▶ _The exercise_
Repeat the records exactly. Every line must match.

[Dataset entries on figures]
>> START
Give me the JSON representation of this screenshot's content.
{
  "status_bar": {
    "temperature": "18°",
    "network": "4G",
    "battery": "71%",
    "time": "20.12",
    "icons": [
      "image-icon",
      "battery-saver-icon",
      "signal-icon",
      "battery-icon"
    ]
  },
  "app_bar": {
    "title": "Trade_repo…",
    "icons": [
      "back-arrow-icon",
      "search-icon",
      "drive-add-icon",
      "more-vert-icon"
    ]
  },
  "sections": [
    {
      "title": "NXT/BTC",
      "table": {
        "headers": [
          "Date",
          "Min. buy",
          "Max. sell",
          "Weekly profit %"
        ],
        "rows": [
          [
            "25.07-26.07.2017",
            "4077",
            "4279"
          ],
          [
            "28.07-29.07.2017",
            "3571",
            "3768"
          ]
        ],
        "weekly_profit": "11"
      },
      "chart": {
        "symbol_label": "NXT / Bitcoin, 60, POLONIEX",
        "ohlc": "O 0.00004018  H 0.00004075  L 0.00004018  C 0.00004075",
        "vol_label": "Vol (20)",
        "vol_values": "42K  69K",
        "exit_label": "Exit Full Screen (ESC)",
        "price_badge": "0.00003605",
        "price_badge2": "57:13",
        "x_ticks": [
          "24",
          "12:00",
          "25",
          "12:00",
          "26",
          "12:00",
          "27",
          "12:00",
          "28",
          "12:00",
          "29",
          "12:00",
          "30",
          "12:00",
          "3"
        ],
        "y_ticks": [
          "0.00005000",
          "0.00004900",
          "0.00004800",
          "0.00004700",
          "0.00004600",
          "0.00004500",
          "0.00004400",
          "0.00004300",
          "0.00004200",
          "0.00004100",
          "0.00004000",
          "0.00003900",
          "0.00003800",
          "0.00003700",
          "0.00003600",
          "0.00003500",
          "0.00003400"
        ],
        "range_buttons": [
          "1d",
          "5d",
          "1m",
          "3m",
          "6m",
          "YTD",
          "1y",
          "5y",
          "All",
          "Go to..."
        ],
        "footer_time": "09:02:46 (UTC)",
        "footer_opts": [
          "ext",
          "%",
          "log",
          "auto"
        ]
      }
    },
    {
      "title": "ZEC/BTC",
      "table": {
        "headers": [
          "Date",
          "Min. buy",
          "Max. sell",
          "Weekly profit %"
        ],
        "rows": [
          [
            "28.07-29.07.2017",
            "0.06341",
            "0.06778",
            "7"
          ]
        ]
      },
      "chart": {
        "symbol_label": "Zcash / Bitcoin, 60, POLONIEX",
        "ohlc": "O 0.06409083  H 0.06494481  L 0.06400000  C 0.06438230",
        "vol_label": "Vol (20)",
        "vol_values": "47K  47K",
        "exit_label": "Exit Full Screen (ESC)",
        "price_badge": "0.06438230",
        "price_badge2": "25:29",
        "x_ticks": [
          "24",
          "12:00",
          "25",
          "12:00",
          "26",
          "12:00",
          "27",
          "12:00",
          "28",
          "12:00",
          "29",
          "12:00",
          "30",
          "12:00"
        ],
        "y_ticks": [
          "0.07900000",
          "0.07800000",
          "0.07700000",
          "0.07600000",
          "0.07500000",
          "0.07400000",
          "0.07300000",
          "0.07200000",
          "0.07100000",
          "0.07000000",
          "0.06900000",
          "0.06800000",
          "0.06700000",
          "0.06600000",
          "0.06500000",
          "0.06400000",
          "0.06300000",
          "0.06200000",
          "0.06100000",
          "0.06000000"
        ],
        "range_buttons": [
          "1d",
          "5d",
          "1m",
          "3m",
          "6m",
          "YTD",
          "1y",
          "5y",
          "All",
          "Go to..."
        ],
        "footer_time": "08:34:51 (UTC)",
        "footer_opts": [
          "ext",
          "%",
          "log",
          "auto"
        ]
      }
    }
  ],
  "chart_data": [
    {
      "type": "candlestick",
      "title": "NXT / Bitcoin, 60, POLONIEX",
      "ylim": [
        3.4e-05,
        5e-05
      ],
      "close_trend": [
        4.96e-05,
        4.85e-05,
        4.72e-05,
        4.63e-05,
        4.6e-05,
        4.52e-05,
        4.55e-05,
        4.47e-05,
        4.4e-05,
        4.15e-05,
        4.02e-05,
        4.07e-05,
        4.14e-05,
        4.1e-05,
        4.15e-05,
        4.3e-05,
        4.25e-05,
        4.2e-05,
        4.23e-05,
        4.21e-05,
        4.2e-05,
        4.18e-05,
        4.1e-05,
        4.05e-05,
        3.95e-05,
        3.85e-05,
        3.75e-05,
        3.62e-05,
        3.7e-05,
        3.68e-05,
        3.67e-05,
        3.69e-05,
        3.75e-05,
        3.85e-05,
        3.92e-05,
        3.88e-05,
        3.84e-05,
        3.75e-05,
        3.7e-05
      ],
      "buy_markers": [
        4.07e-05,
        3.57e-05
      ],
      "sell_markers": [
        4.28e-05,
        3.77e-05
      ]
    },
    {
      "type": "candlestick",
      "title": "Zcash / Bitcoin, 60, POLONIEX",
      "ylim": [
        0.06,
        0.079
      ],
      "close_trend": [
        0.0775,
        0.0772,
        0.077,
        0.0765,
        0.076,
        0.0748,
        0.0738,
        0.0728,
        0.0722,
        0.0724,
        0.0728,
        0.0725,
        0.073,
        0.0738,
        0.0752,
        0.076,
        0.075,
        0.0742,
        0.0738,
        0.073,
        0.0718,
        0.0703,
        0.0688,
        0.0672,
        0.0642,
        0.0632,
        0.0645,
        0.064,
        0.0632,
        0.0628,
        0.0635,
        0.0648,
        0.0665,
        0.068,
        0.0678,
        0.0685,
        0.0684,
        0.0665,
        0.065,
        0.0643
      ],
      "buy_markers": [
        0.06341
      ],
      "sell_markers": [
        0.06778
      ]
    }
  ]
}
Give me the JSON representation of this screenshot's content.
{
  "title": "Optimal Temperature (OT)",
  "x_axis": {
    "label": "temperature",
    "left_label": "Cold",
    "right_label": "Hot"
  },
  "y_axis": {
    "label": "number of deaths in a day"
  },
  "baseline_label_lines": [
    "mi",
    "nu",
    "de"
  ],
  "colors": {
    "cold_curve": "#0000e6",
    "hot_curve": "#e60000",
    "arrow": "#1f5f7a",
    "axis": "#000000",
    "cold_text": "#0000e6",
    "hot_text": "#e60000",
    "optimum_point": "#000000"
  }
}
>> END
▶ _Task result_
Give me the JSON representation of this screenshot's content.
{
  "status_bar": {
    "temperature": "18°",
    "network": "4G",
    "battery": "71%",
    "time": "20.12",
    "icons": [
      "image-icon",
      "battery-saver-icon",
      "signal-icon",
      "battery-icon"
    ]
  },
  "app_bar": {
    "title": "Trade_repo…",
    "icons": [
      "back-arrow-icon",
      "search-icon",
      "drive-add-icon",
      "more-vert-icon"
    ]
  },
  "sections": [
    {
      "title": "NXT/BTC",
      "table": {
        "headers": [
          "Date",
          "Min. buy",
          "Max. sell",
          "Weekly profit %"
        ],
        "rows": [
          [
            "25.07-26.07.2017",
            "4077",
            "4279"
          ],
          [
            "28.07-29.07.2017",
            "3571",
            "3768"
          ]
        ],
        "weekly_profit": "11"
      },
      "chart": {
        "symbol_label": "NXT / Bitcoin, 60, POLONIEX",
        "ohlc": "O 0.00004018  H 0.00004075  L 0.00004018  C 0.00004075",
        "vol_label": "Vol (20)",
        "vol_values": "42K  69K",
        "exit_label": "Exit Full Screen (ESC)",
        "price_badge": "0.00003605",
        "price_badge2": "57:13",
        "x_ticks": [
          "24",
          "12:00",
          "25",
          "12:00",
          "26",
          "12:00",
          "27",
          "12:00",
          "28",
          "12:00",
          "29",
          "12:00",
          "30",
          "12:00",
          "3"
        ],
        "y_ticks": [
          "0.00005000",
          "0.00004900",
          "0.00004800",
          "0.00004700",
          "0.00004600",
          "0.00004500",
          "0.00004400",
          "0.00004300",
          "0.00004200",
          "0.00004100",
          "0.00004000",
          "0.00003900",
          "0.00003800",
          "0.00003700",
          "0.00003600",
          "0.00003500",
          "0.00003400"
        ],
        "range_buttons": [
          "1d",
          "5d",
          "1m",
          "3m",
          "6m",
          "YTD",
          "1y",
          "5y",
          "All",
          "Go to..."
        ],
        "footer_time": "09:02:46 (UTC)",
        "footer_opts": [
          "ext",
          "%",
          "log",
          "auto"
        ]
      }
    },
    {
      "title": "ZEC/BTC",
      "table": {
        "headers": [
          "Date",
          "Min. buy",
          "Max. sell",
          "Weekly profit %"
        ],
        "rows": [
          [
            "28.07-29.07.2017",
            "0.06341",
            "0.06778",
            "7"
          ]
        ]
      },
      "chart": {
        "symbol_label": "Zcash / Bitcoin, 60, POLONIEX",
        "ohlc": "O 0.06409083  H 0.06494481  L 0.06400000  C 0.06438230",
        "vol_label": "Vol (20)",
        "vol_values": "47K  47K",
        "exit_label": "Exit Full Screen (ESC)",
        "price_badge": "0.06438230",
        "price_badge2": "25:29",
        "x_ticks": [
          "24",
          "12:00",
          "25",
          "12:00",
          "26",
          "12:00",
          "27",
          "12:00",
          "28",
          "12:00",
          "29",
          "12:00",
          "30",
          "12:00"
        ],
        "y_ticks": [
          "0.07900000",
          "0.07800000",
          "0.07700000",
          "0.07600000",
          "0.07500000",
          "0.07400000",
          "0.07300000",
          "0.07200000",
          "0.07100000",
          "0.07000000",
          "0.06900000",
          "0.06800000",
          "0.06700000",
          "0.06600000",
          "0.06500000",
          "0.06400000",
          "0.06300000",
          "0.06200000",
          "0.06100000",
          "0.06000000"
        ],
        "range_buttons": [
          "1d",
          "5d",
          "1m",
          "3m",
          "6m",
          "YTD",
          "1y",
          "5y",
          "All",
          "Go to..."
        ],
        "footer_time": "08:34:51 (UTC)",
        "footer_opts": [
          "ext",
          "%",
          "log",
          "auto"
        ]
      }
    }
  ],
  "chart_data": [
    {
      "type": "candlestick",
      "title": "NXT / Bitcoin, 60, POLONIEX",
      "ylim": [
        3.4e-05,
        5e-05
      ],
      "close_trend": [
        4.96e-05,
        4.85e-05,
        4.72e-05,
        4.63e-05,
        4.6e-05,
        4.52e-05,
        4.55e-05,
        4.47e-05,
        4.4e-05,
        4.15e-05,
        4.02e-05,
        4.07e-05,
        4.14e-05,
        4.1e-05,
        4.15e-05,
        4.3e-05,
        4.25e-05,
        4.2e-05,
        4.23e-05,
        4.21e-05,
        4.2e-05,
        4.18e-05,
        4.1e-05,
        4.05e-05,
        3.95e-05,
        3.85e-05,
        3.75e-05,
        3.62e-05,
        3.7e-05,
        3.68e-05,
        3.67e-05,
        3.69e-05,
        3.75e-05,
        3.85e-05,
        3.92e-05,
        3.88e-05,
        3.84e-05,
        3.75e-05,
        3.7e-05
      ],
      "buy_markers": [
        4.07e-05,
        3.57e-05
      ],
      "sell_markers": [
        4.28e-05,
        3.77e-05
      ]
    },
    {
      "type": "candlestick",
      "title": "Zcash / Bitcoin, 60, POLONIEX",
      "ylim": [
        0.06,
        0.079
      ],
      "close_trend": [
        0.0775,
        0.0772,
        0.077,
        0.0765,
        0.076,
        0.0748,
        0.0738,
        0.0728,
        0.0722,
        0.0724,
        0.0728,
        0.0725,
        0.073,
        0.0738,
        0.0752,
        0.076,
        0.075,
        0.0742,
        0.0738,
        0.073,
        0.0718,
        0.0703,
        0.0688,
        0.0672,
        0.0642,
        0.0632,
        0.0645,
        0.064,
        0.0632,
        0.0628,
        0.0635,
        0.0648,
        0.0665,
        0.068,
        0.0678,
        0.0685,
        0.0684,
        0.0665,
        0.065,
        0.0643
      ],
      "buy_markers": [
        0.06341
      ],
      "sell_markers": [
        0.06778
      ]
    }
  ]
}
Give me the JSON representation of this screenshot's content.
{
  "title": "Optimal Temperature (OT)",
  "x_axis": {
    "label": "temperature",
    "left_label": "Cold",
    "right_label": "Hot"
  },
  "y_axis": {
    "label": "number of deaths in a day"
  },
  "baseline_label_lines": [
    "mi",
    "nu",
    "de"
  ],
  "colors": {
    "cold_curve": "#0000e6",
    "hot_curve": "#e60000",
    "arrow": "#1f5f7a",
    "axis": "#000000",
    "cold_text": "#0000e6",
    "hot_text": "#e60000",
    "optimum_point": "#000000"
  }
}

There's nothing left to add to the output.